** Start of Records **
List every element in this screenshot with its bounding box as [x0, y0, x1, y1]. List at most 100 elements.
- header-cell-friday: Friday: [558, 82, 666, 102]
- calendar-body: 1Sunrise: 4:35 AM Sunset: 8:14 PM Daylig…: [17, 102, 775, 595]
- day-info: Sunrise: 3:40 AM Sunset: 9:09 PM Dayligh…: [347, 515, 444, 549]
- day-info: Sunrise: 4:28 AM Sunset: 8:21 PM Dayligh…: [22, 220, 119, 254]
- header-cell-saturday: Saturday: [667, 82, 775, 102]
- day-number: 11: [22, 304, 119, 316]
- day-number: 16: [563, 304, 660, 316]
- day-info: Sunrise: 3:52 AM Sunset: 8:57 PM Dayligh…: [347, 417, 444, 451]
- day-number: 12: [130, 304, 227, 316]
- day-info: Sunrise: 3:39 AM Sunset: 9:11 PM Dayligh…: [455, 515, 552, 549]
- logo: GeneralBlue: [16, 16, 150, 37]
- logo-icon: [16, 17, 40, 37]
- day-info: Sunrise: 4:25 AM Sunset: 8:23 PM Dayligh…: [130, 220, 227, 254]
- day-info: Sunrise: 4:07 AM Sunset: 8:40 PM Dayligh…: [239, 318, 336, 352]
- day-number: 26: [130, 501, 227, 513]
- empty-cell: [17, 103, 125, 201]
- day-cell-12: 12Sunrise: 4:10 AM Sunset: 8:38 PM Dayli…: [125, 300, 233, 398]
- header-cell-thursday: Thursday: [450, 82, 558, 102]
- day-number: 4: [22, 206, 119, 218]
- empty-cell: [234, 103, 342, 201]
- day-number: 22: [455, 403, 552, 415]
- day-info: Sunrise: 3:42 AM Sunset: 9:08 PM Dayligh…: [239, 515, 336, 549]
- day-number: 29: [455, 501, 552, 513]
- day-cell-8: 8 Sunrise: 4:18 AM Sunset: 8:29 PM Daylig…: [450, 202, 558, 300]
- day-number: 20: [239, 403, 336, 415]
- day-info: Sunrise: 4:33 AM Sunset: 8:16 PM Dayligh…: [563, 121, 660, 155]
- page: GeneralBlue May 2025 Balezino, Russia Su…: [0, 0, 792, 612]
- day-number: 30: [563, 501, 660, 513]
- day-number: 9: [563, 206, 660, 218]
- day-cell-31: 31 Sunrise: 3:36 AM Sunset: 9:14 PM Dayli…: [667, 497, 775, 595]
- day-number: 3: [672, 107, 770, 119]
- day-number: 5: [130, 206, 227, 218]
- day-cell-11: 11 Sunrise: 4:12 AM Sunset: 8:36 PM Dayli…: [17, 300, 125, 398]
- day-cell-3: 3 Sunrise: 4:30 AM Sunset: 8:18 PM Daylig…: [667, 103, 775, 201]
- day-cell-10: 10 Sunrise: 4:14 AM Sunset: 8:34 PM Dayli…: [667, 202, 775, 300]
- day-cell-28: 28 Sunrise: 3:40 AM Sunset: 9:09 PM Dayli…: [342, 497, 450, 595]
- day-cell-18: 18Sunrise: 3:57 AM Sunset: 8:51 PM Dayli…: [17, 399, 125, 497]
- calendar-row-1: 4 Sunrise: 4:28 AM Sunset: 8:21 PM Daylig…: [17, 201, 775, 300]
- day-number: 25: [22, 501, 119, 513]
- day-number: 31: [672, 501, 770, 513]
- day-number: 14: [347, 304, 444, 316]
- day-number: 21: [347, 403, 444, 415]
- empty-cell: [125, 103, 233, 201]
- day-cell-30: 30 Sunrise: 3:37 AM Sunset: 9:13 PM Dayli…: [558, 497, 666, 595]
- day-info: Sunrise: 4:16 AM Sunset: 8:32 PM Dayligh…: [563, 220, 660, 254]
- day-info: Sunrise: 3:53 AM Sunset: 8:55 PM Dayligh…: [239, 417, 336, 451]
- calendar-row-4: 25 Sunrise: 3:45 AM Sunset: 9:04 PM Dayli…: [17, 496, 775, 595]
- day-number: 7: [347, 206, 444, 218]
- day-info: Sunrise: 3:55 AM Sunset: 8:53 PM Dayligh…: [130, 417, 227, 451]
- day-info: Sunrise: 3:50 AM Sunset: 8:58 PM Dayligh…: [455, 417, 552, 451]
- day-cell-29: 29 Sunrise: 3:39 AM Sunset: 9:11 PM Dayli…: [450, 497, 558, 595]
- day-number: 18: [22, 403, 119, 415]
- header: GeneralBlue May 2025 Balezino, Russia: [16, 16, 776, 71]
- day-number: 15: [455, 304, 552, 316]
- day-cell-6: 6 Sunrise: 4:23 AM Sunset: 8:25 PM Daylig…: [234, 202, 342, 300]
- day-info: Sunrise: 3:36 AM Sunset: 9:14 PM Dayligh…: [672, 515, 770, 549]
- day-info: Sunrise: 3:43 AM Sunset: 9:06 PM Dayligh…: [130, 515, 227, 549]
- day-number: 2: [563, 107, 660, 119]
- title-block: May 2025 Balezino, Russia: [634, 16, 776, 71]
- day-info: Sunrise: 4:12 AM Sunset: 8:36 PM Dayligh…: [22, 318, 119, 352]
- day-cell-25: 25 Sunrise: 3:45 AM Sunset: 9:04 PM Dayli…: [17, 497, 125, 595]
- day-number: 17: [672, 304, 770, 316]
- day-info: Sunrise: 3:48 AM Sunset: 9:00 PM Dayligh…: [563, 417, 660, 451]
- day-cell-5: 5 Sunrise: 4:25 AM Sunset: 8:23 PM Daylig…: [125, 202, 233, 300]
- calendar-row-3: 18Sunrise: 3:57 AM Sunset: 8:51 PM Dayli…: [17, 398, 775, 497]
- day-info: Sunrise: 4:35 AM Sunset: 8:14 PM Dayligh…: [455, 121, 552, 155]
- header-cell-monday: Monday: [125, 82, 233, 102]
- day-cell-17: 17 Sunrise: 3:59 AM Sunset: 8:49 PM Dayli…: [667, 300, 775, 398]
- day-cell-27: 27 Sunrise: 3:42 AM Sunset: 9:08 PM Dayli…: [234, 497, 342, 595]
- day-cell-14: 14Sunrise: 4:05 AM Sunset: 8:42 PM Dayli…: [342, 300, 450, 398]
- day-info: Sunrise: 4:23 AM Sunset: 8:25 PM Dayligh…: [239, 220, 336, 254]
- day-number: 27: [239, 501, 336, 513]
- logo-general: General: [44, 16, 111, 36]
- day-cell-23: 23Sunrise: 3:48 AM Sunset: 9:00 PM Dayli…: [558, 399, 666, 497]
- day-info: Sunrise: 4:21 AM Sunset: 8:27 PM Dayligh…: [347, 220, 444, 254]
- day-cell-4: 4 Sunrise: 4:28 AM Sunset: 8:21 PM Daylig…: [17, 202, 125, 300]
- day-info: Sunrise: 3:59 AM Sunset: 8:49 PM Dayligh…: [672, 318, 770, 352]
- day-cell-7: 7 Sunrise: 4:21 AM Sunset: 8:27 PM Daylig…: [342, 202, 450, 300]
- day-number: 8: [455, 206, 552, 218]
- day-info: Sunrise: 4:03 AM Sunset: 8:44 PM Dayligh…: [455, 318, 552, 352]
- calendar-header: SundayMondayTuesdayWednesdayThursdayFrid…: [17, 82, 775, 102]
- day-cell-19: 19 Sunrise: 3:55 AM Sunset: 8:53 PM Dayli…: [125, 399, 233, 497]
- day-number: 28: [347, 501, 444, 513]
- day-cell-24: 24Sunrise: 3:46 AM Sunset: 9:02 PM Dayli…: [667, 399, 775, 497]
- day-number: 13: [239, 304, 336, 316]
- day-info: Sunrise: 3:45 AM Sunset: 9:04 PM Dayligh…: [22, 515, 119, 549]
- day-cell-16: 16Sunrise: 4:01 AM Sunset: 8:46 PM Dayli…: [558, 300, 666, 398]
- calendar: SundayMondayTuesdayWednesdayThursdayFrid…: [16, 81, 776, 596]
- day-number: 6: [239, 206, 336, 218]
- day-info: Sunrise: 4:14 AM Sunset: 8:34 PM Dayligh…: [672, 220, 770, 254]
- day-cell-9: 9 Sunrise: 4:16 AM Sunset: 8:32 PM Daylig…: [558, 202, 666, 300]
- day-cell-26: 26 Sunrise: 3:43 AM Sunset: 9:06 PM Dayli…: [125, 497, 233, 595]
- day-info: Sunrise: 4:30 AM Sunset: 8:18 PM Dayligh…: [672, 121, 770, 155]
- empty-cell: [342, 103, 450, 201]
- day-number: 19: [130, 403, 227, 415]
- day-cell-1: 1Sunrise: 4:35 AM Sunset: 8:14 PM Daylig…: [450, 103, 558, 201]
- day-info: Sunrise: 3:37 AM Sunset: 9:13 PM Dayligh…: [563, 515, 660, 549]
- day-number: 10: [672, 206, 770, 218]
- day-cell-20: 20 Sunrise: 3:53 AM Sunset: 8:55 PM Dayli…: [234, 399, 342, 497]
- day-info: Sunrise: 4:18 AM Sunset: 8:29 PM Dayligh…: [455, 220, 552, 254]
** End of Records **
> Exercise aim: Repeat the records from their start through the line containing "- logo: GeneralBlue: [16, 16, 150, 37]", swapping "day-info" for "day-details" and leaving everything else as it is.

> Correct output:
List every element in this screenshot with its bounding box as [x0, y0, x1, y1]. List at most 100 elements.
- header-cell-friday: Friday: [558, 82, 666, 102]
- calendar-body: 1Sunrise: 4:35 AM Sunset: 8:14 PM Daylig…: [17, 102, 775, 595]
- day-details: Sunrise: 3:40 AM Sunset: 9:09 PM Dayligh…: [347, 515, 444, 549]
- day-details: Sunrise: 4:28 AM Sunset: 8:21 PM Dayligh…: [22, 220, 119, 254]
- header-cell-saturday: Saturday: [667, 82, 775, 102]
- day-number: 11: [22, 304, 119, 316]
- day-number: 16: [563, 304, 660, 316]
- day-details: Sunrise: 3:52 AM Sunset: 8:57 PM Dayligh…: [347, 417, 444, 451]
- day-number: 12: [130, 304, 227, 316]
- day-details: Sunrise: 3:39 AM Sunset: 9:11 PM Dayligh…: [455, 515, 552, 549]
- logo: GeneralBlue: [16, 16, 150, 37]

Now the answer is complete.